(Stored entries)
□ □ □ □
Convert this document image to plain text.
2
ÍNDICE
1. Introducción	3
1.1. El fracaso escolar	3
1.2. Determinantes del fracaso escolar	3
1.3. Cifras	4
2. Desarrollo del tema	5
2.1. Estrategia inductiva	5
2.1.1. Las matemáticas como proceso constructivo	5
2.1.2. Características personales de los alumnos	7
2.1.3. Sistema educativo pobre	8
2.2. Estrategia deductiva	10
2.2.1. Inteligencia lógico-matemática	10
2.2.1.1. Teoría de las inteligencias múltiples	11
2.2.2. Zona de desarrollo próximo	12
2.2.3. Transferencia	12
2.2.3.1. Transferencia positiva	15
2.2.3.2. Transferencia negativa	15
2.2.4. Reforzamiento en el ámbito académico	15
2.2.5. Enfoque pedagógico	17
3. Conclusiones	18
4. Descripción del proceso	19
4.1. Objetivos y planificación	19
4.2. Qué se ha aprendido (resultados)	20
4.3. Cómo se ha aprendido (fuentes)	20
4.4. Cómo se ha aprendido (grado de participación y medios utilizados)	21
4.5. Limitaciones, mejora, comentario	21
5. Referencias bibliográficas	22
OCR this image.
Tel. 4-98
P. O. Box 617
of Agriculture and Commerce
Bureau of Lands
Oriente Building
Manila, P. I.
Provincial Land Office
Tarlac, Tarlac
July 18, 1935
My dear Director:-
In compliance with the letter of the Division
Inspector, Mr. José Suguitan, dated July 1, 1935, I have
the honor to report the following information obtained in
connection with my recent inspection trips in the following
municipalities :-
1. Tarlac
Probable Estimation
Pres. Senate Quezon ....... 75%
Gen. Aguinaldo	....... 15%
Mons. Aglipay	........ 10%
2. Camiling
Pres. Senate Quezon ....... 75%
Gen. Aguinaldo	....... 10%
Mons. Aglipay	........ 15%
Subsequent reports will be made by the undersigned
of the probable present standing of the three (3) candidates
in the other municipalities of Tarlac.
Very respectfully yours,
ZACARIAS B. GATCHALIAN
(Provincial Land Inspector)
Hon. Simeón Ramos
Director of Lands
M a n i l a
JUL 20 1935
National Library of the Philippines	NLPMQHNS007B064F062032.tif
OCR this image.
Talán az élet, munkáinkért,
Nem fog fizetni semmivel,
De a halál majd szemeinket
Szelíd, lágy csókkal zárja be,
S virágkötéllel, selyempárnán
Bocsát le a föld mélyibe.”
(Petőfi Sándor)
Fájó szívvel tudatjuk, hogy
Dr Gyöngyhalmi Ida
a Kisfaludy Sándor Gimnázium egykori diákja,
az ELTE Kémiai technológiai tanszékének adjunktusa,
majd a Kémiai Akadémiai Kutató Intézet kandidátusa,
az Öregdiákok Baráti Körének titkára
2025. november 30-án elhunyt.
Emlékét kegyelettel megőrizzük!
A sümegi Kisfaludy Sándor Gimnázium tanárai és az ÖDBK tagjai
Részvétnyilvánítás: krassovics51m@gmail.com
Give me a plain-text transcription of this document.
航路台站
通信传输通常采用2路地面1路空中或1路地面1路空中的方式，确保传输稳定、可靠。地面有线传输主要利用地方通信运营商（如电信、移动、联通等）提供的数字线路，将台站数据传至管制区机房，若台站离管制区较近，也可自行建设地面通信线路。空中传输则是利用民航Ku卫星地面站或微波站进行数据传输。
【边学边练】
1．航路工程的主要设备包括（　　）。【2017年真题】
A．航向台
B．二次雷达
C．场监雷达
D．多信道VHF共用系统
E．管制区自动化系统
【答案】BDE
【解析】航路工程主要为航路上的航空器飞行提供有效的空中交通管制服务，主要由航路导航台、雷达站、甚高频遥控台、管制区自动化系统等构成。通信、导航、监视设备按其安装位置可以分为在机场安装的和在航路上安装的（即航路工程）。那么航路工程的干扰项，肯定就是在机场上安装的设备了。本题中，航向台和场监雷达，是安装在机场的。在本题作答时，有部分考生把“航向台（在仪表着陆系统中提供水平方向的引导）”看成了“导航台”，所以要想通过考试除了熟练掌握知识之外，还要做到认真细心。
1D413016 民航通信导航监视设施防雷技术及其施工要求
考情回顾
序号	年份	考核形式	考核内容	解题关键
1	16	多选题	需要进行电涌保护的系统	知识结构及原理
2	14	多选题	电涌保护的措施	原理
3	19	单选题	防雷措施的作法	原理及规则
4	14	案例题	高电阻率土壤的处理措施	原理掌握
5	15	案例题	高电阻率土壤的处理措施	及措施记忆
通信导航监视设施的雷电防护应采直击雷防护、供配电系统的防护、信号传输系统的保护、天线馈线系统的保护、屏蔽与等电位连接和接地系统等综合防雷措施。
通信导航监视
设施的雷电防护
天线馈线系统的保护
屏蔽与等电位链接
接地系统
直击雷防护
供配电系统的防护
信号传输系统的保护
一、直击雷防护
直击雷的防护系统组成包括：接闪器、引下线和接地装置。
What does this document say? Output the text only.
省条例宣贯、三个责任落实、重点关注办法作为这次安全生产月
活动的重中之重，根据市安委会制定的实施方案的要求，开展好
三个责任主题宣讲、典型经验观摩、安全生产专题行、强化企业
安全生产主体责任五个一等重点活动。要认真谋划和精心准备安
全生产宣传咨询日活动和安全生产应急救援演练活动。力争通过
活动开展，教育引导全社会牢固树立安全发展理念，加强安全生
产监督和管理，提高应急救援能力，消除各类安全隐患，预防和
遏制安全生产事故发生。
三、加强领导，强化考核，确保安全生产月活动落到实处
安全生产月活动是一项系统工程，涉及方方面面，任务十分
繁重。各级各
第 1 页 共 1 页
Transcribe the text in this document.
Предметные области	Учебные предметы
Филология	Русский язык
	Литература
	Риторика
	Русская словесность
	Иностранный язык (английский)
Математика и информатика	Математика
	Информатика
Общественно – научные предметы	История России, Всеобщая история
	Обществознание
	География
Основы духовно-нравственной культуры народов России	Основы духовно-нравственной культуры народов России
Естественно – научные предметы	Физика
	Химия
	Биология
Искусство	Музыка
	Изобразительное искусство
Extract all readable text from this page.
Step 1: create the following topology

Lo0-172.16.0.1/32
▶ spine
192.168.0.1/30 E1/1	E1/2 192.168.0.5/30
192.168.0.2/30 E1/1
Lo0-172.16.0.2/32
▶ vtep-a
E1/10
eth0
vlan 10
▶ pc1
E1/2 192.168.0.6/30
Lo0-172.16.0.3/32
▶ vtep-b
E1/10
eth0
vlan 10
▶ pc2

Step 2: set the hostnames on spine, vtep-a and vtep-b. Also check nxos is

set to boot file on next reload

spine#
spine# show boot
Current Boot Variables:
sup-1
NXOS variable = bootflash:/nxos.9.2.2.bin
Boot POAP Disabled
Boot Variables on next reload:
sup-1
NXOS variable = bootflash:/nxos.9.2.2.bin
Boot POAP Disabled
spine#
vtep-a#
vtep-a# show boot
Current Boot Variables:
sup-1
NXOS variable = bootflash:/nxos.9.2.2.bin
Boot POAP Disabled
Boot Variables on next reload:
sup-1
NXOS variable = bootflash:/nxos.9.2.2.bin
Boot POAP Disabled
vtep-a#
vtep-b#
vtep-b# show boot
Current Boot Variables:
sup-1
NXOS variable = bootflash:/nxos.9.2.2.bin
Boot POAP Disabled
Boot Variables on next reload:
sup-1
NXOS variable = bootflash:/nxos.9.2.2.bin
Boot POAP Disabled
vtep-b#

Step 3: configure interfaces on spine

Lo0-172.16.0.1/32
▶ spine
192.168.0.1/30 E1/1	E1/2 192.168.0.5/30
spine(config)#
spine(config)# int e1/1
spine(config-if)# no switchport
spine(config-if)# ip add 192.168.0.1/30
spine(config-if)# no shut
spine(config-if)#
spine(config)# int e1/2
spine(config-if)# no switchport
□ □ □ □
Every entry above needs to be quoted exactly.

Convert this document image to plain text.
2
ÍNDICE
1. Introducción	3
1.1. El fracaso escolar	3
1.2. Determinantes del fracaso escolar	3
1.3. Cifras	4
2. Desarrollo del tema	5
2.1. Estrategia inductiva	5
2.1.1. Las matemáticas como proceso constructivo	5
2.1.2. Características personales de los alumnos	7
2.1.3. Sistema educativo pobre	8
2.2. Estrategia deductiva	10
2.2.1. Inteligencia lógico-matemática	10
2.2.1.1. Teoría de las inteligencias múltiples	11
2.2.2. Zona de desarrollo próximo	12
2.2.3. Transferencia	12
2.2.3.1. Transferencia positiva	15
2.2.3.2. Transferencia negativa	15
2.2.4. Reforzamiento en el ámbito académico	15
2.2.5. Enfoque pedagógico	17
3. Conclusiones	18
4. Descripción del proceso	19
4.1. Objetivos y planificación	19
4.2. Qué se ha aprendido (resultados)	20
4.3. Cómo se ha aprendido (fuentes)	20
4.4. Cómo se ha aprendido (grado de participación y medios utilizados)	21
4.5. Limitaciones, mejora, comentario	21
5. Referencias bibliográficas	22
OCR this image.
Tel. 4-98
P. O. Box 617
of Agriculture and Commerce
Bureau of Lands
Oriente Building
Manila, P. I.
Provincial Land Office
Tarlac, Tarlac
July 18, 1935
My dear Director:-
In compliance with the letter of the Division
Inspector, Mr. José Suguitan, dated July 1, 1935, I have
the honor to report the following information obtained in
connection with my recent inspection trips in the following
municipalities :-
1. Tarlac
Probable Estimation
Pres. Senate Quezon ....... 75%
Gen. Aguinaldo	....... 15%
Mons. Aglipay	........ 10%
2. Camiling
Pres. Senate Quezon ....... 75%
Gen. Aguinaldo	....... 10%
Mons. Aglipay	........ 15%
Subsequent reports will be made by the undersigned
of the probable present standing of the three (3) candidates
in the other municipalities of Tarlac.
Very respectfully yours,
ZACARIAS B. GATCHALIAN
(Provincial Land Inspector)
Hon. Simeón Ramos
Director of Lands
M a n i l a
JUL 20 1935
National Library of the Philippines	NLPMQHNS007B064F062032.tif
OCR this image.
Talán az élet, munkáinkért,
Nem fog fizetni semmivel,
De a halál majd szemeinket
Szelíd, lágy csókkal zárja be,
S virágkötéllel, selyempárnán
Bocsát le a föld mélyibe.”
(Petőfi Sándor)
Fájó szívvel tudatjuk, hogy
Dr Gyöngyhalmi Ida
a Kisfaludy Sándor Gimnázium egykori diákja,
az ELTE Kémiai technológiai tanszékének adjunktusa,
majd a Kémiai Akadémiai Kutató Intézet kandidátusa,
az Öregdiákok Baráti Körének titkára
2025. november 30-án elhunyt.
Emlékét kegyelettel megőrizzük!
A sümegi Kisfaludy Sándor Gimnázium tanárai és az ÖDBK tagjai
Részvétnyilvánítás: krassovics51m@gmail.com
Give me a plain-text transcription of this document.
航路台站
通信传输通常采用2路地面1路空中或1路地面1路空中的方式，确保传输稳定、可靠。地面有线传输主要利用地方通信运营商（如电信、移动、联通等）提供的数字线路，将台站数据传至管制区机房，若台站离管制区较近，也可自行建设地面通信线路。空中传输则是利用民航Ku卫星地面站或微波站进行数据传输。
【边学边练】
1．航路工程的主要设备包括（　　）。【2017年真题】
A．航向台
B．二次雷达
C．场监雷达
D．多信道VHF共用系统
E．管制区自动化系统
【答案】BDE
【解析】航路工程主要为航路上的航空器飞行提供有效的空中交通管制服务，主要由航路导航台、雷达站、甚高频遥控台、管制区自动化系统等构成。通信、导航、监视设备按其安装位置可以分为在机场安装的和在航路上安装的（即航路工程）。那么航路工程的干扰项，肯定就是在机场上安装的设备了。本题中，航向台和场监雷达，是安装在机场的。在本题作答时，有部分考生把“航向台（在仪表着陆系统中提供水平方向的引导）”看成了“导航台”，所以要想通过考试除了熟练掌握知识之外，还要做到认真细心。
1D413016 民航通信导航监视设施防雷技术及其施工要求
考情回顾
序号	年份	考核形式	考核内容	解题关键
1	16	多选题	需要进行电涌保护的系统	知识结构及原理
2	14	多选题	电涌保护的措施	原理
3	19	单选题	防雷措施的作法	原理及规则
4	14	案例题	高电阻率土壤的处理措施	原理掌握
5	15	案例题	高电阻率土壤的处理措施	及措施记忆
通信导航监视设施的雷电防护应采直击雷防护、供配电系统的防护、信号传输系统的保护、天线馈线系统的保护、屏蔽与等电位连接和接地系统等综合防雷措施。
通信导航监视
设施的雷电防护
天线馈线系统的保护
屏蔽与等电位链接
接地系统
直击雷防护
供配电系统的防护
信号传输系统的保护
一、直击雷防护
直击雷的防护系统组成包括：接闪器、引下线和接地装置。
What does this document say? Output the text only.
省条例宣贯、三个责任落实、重点关注办法作为这次安全生产月
活动的重中之重，根据市安委会制定的实施方案的要求，开展好
三个责任主题宣讲、典型经验观摩、安全生产专题行、强化企业
安全生产主体责任五个一等重点活动。要认真谋划和精心准备安
全生产宣传咨询日活动和安全生产应急救援演练活动。力争通过
活动开展，教育引导全社会牢固树立安全发展理念，加强安全生
产监督和管理，提高应急救援能力，消除各类安全隐患，预防和
遏制安全生产事故发生。
三、加强领导，强化考核，确保安全生产月活动落到实处
安全生产月活动是一项系统工程，涉及方方面面，任务十分
繁重。各级各
第 1 页 共 1 页
Transcribe the text in this document.
Предметные области	Учебные предметы
Филология	Русский язык
	Литература
	Риторика
	Русская словесность
	Иностранный язык (английский)
Математика и информатика	Математика
	Информатика
Общественно – научные предметы	История России, Всеобщая история
	Обществознание
	География
Основы духовно-нравственной культуры народов России	Основы духовно-нравственной культуры народов России
Естественно – научные предметы	Физика
	Химия
	Биология
Искусство	Музыка
	Изобразительное искусство
Extract all readable text from this page.
Step 1: create the following topology

Lo0-172.16.0.1/32
▶ spine
192.168.0.1/30 E1/1	E1/2 192.168.0.5/30
192.168.0.2/30 E1/1
Lo0-172.16.0.2/32
▶ vtep-a
E1/10
eth0
vlan 10
▶ pc1
E1/2 192.168.0.6/30
Lo0-172.16.0.3/32
▶ vtep-b
E1/10
eth0
vlan 10
▶ pc2

Step 2: set the hostnames on spine, vtep-a and vtep-b. Also check nxos is

set to boot file on next reload

spine#
spine# show boot
Current Boot Variables:
sup-1
NXOS variable = bootflash:/nxos.9.2.2.bin
Boot POAP Disabled
Boot Variables on next reload:
sup-1
NXOS variable = bootflash:/nxos.9.2.2.bin
Boot POAP Disabled
spine#
vtep-a#
vtep-a# show boot
Current Boot Variables:
sup-1
NXOS variable = bootflash:/nxos.9.2.2.bin
Boot POAP Disabled
Boot Variables on next reload:
sup-1
NXOS variable = bootflash:/nxos.9.2.2.bin
Boot POAP Disabled
vtep-a#
vtep-b#
vtep-b# show boot
Current Boot Variables:
sup-1
NXOS variable = bootflash:/nxos.9.2.2.bin
Boot POAP Disabled
Boot Variables on next reload:
sup-1
NXOS variable = bootflash:/nxos.9.2.2.bin
Boot POAP Disabled
vtep-b#

Step 3: configure interfaces on spine

Lo0-172.16.0.1/32
▶ spine
192.168.0.1/30 E1/1	E1/2 192.168.0.5/30
spine(config)#
spine(config)# int e1/1
spine(config-if)# no switchport
spine(config-if)# ip add 192.168.0.1/30
spine(config-if)# no shut
spine(config-if)#
spine(config)# int e1/2
spine(config-if)# no switchport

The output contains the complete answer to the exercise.